▶ _REQUIRED WORK_: Extract each line where the string "describing" shows up.

▶ _PROVIDED DATA_:
__________________________________________________

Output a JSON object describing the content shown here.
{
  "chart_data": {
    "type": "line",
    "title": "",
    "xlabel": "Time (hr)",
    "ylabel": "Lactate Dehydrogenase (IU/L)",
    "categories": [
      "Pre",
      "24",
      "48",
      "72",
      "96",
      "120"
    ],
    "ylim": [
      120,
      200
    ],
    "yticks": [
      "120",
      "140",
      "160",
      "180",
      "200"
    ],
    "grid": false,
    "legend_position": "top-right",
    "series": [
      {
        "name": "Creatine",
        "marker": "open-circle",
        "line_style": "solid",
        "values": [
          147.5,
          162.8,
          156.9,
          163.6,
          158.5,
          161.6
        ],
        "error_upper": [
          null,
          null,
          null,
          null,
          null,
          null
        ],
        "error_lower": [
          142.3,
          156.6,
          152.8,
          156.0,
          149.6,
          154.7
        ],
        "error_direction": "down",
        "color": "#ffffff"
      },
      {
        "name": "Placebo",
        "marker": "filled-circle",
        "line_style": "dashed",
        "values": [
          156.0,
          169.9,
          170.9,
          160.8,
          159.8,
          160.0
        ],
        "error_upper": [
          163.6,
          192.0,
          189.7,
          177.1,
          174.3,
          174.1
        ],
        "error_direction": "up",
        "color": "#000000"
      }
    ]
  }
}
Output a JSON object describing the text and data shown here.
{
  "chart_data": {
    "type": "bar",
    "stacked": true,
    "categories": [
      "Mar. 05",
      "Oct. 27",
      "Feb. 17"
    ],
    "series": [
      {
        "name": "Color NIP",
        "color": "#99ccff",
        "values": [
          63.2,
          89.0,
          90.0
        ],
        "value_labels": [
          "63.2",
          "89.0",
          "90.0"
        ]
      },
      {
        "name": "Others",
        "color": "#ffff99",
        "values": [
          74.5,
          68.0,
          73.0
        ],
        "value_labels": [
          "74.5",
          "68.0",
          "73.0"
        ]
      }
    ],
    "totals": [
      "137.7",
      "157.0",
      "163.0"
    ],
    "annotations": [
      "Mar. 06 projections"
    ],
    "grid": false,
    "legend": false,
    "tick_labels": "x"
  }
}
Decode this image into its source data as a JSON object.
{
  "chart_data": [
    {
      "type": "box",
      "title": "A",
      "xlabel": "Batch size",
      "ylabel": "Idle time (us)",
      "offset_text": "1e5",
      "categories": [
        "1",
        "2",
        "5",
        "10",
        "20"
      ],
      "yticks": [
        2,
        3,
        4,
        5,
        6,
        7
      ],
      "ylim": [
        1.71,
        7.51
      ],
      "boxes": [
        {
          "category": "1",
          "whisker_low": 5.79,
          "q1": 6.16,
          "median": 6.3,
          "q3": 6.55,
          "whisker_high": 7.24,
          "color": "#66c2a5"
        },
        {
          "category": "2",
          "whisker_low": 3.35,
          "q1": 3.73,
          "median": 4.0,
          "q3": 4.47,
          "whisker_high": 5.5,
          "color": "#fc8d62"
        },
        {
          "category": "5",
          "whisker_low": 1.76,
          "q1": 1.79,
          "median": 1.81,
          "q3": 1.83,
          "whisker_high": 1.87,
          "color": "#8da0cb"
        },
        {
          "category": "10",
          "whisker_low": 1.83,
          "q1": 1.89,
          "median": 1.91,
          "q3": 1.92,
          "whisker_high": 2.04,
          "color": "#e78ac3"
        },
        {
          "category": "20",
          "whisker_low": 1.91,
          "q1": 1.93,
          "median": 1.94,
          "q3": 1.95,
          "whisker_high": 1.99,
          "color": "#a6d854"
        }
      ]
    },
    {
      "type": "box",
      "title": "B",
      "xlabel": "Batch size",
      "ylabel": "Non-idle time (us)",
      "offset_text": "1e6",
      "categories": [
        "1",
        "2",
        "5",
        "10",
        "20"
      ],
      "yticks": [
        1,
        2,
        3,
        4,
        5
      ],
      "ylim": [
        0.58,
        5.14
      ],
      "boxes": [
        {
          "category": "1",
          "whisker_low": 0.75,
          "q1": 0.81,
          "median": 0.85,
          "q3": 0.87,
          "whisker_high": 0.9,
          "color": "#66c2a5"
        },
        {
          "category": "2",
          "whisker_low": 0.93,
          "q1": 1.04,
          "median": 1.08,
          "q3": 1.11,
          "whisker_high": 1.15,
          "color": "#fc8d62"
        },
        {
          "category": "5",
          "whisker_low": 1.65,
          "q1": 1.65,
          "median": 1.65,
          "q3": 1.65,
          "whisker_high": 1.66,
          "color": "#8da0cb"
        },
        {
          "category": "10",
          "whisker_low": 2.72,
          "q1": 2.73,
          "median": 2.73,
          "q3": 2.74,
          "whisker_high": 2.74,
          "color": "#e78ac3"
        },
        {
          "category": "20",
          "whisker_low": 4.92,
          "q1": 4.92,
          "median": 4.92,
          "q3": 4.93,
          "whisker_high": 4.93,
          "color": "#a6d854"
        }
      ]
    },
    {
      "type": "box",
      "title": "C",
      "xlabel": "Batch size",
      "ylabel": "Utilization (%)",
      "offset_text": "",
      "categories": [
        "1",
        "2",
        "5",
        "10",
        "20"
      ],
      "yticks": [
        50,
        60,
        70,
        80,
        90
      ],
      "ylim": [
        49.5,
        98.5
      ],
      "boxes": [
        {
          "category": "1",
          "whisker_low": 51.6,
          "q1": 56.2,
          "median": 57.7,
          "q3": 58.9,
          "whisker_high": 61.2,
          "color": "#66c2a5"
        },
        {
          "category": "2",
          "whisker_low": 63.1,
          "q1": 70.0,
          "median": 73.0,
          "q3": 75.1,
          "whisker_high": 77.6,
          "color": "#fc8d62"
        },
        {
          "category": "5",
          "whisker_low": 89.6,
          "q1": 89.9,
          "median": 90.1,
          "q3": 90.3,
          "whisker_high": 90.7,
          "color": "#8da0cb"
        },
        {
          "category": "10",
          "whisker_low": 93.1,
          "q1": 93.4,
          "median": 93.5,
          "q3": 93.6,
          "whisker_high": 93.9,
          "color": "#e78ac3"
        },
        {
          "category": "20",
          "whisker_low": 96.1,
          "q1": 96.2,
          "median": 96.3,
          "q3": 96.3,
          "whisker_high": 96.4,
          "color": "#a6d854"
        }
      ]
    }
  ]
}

__________________________________________________

▶ _COMPLETE OUTPUT_:
Output a JSON object describing the content shown here.
Output a JSON object describing the text and data shown here.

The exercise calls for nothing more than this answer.